#### [Aim]
Write out, character for character, the part that opens with the line containing "influence-label-library: Библиотечные Элементы" and closes with the line containing "influence-checkbox-arrows[interactable]: Все Стрелки". Include both of those lines.

#### [Stored items from a collection]
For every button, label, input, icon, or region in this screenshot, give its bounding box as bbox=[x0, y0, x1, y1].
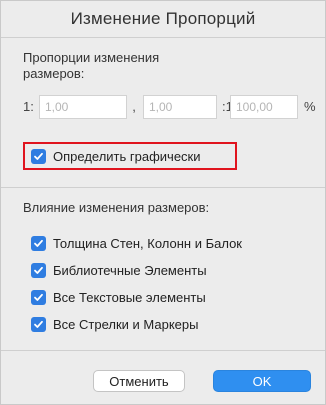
influence-label-library: Библиотечные Элементы bbox=[53, 262, 207, 278]
influence-checkbox-text[interactable]: Все Текстовые элементы bbox=[31, 287, 206, 307]
influence-checkbox-arrows[interactable]: Все Стрелки и Маркеры bbox=[31, 314, 198, 334]
influence-label-walls: Толщина Стен, Колонн и Балок bbox=[53, 235, 242, 251]
checkbox-checked-icon bbox=[31, 235, 46, 251]
ratio-field-2[interactable]: 1,00 bbox=[143, 95, 217, 119]
proportions-label: Пропорции изменения размеров: bbox=[23, 50, 160, 81]
influence-label: Влияние изменения размеров: bbox=[23, 200, 210, 215]
define-graphically-checkbox[interactable]: Определить графически bbox=[31, 146, 201, 166]
checkbox-checked-icon bbox=[31, 148, 46, 164]
ratio-prefix: 1: bbox=[23, 99, 34, 114]
influence-label-arrows: Все Стрелки и Маркеры bbox=[53, 316, 199, 332]
ratio-separator-1: , bbox=[132, 99, 136, 114]
influence-label-text: Все Текстовые элементы bbox=[53, 289, 206, 305]
ok-button[interactable]: OK bbox=[213, 370, 311, 392]
ratio-field-1[interactable]: 1,00 bbox=[39, 95, 127, 119]
section-divider-1 bbox=[1, 187, 325, 188]
resize-proportions-dialog: Изменение Пропорций Пропорции изменения … bbox=[0, 0, 326, 405]
checkbox-checked-icon bbox=[31, 262, 46, 278]
cancel-button[interactable]: Отменить bbox=[93, 370, 185, 392]
dialog-title: Изменение Пропорций bbox=[70, 9, 256, 28]
section-divider-2 bbox=[1, 350, 325, 351]
ratio-field-3[interactable]: 100,00 bbox=[230, 95, 298, 119]
influence-checkbox-walls[interactable]: Толщина Стен, Колонн и Балок bbox=[31, 233, 242, 253]
define-graphically-label: Определить графически bbox=[53, 148, 201, 164]
checkbox-checked-icon bbox=[31, 289, 46, 305]
percent-unit: % bbox=[304, 99, 316, 114]
influence-checkbox-library[interactable]: Библиотечные Элементы bbox=[31, 260, 207, 280]
checkbox-checked-icon bbox=[31, 316, 46, 332]
title-divider bbox=[1, 37, 325, 38]
ratio-row: 1: 1,00 , 1,00 :1, 100,00 % bbox=[23, 95, 316, 119]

#### [Solution]
influence-label-library: Библиотечные Элементы bbox=[53, 262, 207, 278]
influence-checkbox-text[interactable]: Все Текстовые элементы bbox=[31, 287, 206, 307]
influence-checkbox-arrows[interactable]: Все Стрелки и Маркеры bbox=[31, 314, 198, 334]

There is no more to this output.